SUPPLIED MATERIAL ::
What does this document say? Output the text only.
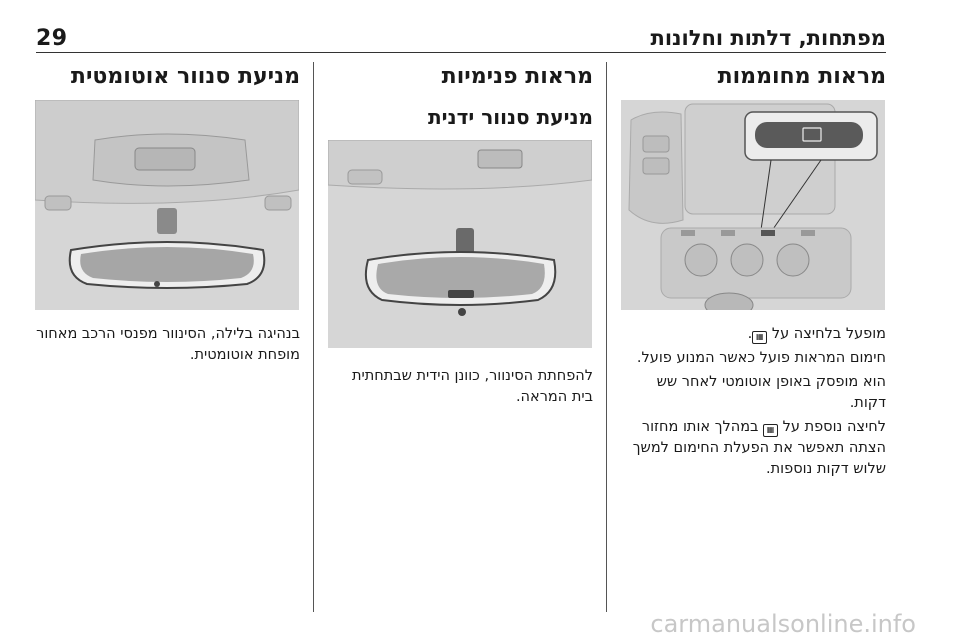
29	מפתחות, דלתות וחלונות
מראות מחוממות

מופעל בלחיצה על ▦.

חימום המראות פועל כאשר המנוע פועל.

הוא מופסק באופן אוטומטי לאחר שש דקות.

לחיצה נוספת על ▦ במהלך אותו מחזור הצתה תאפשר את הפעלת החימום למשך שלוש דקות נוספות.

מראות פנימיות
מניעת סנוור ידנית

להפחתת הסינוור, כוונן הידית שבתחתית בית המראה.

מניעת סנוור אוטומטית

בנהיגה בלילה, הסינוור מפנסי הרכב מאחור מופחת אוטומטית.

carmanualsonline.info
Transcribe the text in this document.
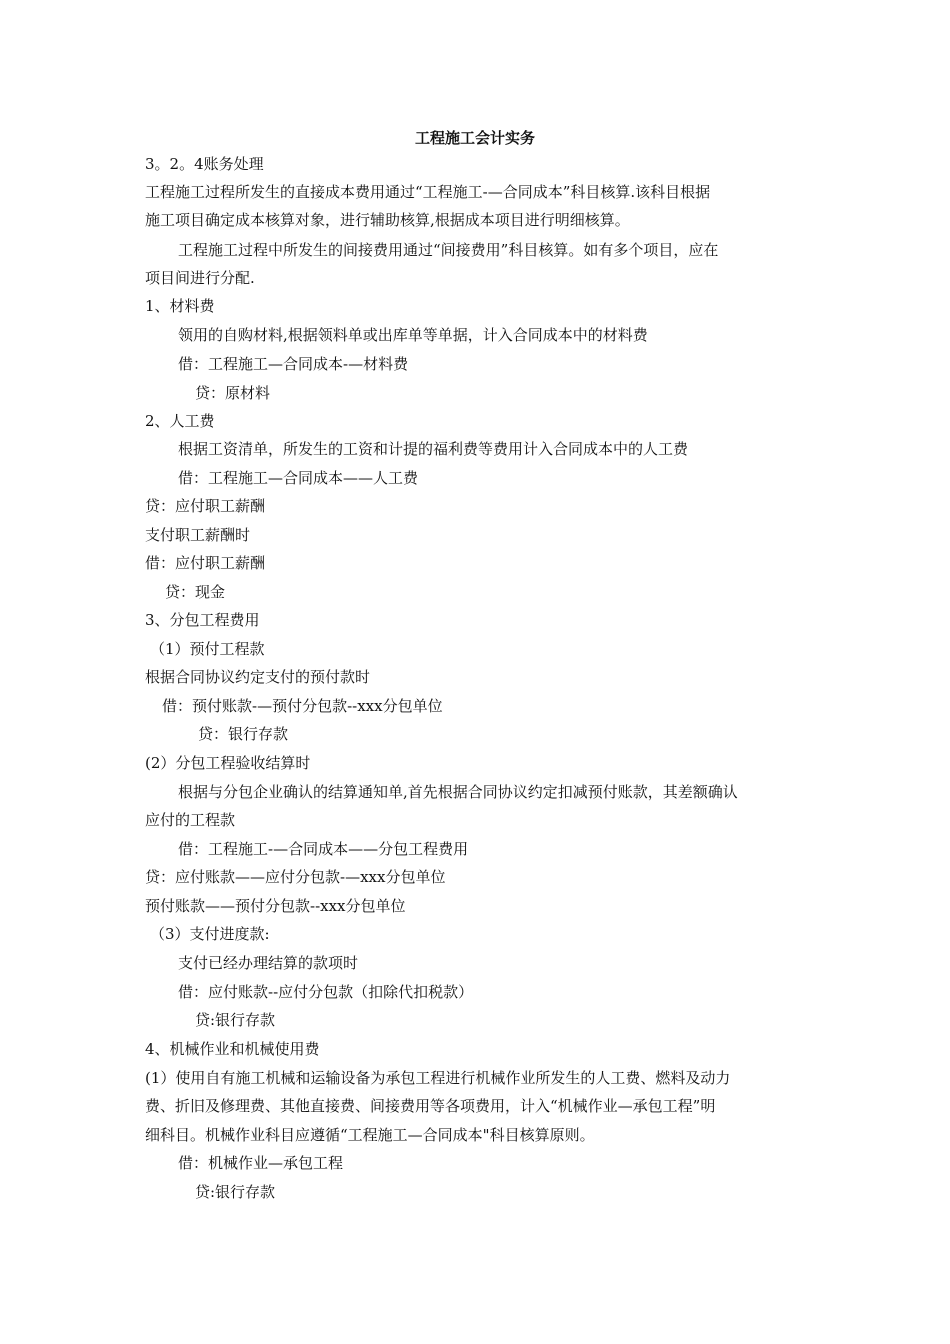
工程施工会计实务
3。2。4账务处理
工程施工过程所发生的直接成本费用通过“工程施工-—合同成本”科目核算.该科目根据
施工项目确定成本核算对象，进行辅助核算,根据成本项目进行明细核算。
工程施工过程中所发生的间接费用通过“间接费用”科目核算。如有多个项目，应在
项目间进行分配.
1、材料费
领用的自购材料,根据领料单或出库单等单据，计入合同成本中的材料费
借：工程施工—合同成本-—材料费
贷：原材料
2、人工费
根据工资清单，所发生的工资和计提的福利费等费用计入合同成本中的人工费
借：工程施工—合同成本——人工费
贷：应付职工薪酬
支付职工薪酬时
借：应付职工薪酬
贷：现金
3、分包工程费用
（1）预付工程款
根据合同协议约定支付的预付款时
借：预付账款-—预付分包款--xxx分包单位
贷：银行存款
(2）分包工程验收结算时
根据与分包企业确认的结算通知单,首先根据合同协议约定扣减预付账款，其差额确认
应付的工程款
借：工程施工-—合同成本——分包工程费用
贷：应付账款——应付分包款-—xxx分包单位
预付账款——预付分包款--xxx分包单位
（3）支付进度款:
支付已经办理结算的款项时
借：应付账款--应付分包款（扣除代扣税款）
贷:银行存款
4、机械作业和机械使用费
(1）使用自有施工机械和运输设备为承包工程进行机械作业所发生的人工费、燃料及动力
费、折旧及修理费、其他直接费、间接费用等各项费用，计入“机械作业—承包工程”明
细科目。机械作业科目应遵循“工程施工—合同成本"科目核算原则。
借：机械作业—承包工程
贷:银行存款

EXERCISE DIRECTIONS ::
Restate the entire listing word for word, excluding pictures.

SOLUTION TO THIS PROBLEM ::
What does this document say? Output the text only.
29	מפתחות, דלתות וחלונות
מראות מחוממות

מופעל בלחיצה על ▦.

חימום המראות פועל כאשר המנוע פועל.

הוא מופסק באופן אוטומטי לאחר שש דקות.

לחיצה נוספת על ▦ במהלך אותו מחזור הצתה תאפשר את הפעלת החימום למשך שלוש דקות נוספות.

מראות פנימיות
מניעת סנוור ידנית

להפחתת הסינוור, כוונן הידית שבתחתית בית המראה.

מניעת סנוור אוטומטית

בנהיגה בלילה, הסינוור מפנסי הרכב מאחור מופחת אוטומטית.

carmanualsonline.info
Transcribe the text in this document.
工程施工会计实务
3。2。4账务处理
工程施工过程所发生的直接成本费用通过“工程施工-—合同成本”科目核算.该科目根据
施工项目确定成本核算对象，进行辅助核算,根据成本项目进行明细核算。
工程施工过程中所发生的间接费用通过“间接费用”科目核算。如有多个项目，应在
项目间进行分配.
1、材料费
领用的自购材料,根据领料单或出库单等单据，计入合同成本中的材料费
借：工程施工—合同成本-—材料费
贷：原材料
2、人工费
根据工资清单，所发生的工资和计提的福利费等费用计入合同成本中的人工费
借：工程施工—合同成本——人工费
贷：应付职工薪酬
支付职工薪酬时
借：应付职工薪酬
贷：现金
3、分包工程费用
（1）预付工程款
根据合同协议约定支付的预付款时
借：预付账款-—预付分包款--xxx分包单位
贷：银行存款
(2）分包工程验收结算时
根据与分包企业确认的结算通知单,首先根据合同协议约定扣减预付账款，其差额确认
应付的工程款
借：工程施工-—合同成本——分包工程费用
贷：应付账款——应付分包款-—xxx分包单位
预付账款——预付分包款--xxx分包单位
（3）支付进度款:
支付已经办理结算的款项时
借：应付账款--应付分包款（扣除代扣税款）
贷:银行存款
4、机械作业和机械使用费
(1）使用自有施工机械和运输设备为承包工程进行机械作业所发生的人工费、燃料及动力
费、折旧及修理费、其他直接费、间接费用等各项费用，计入“机械作业—承包工程”明
细科目。机械作业科目应遵循“工程施工—合同成本"科目核算原则。
借：机械作业—承包工程
贷:银行存款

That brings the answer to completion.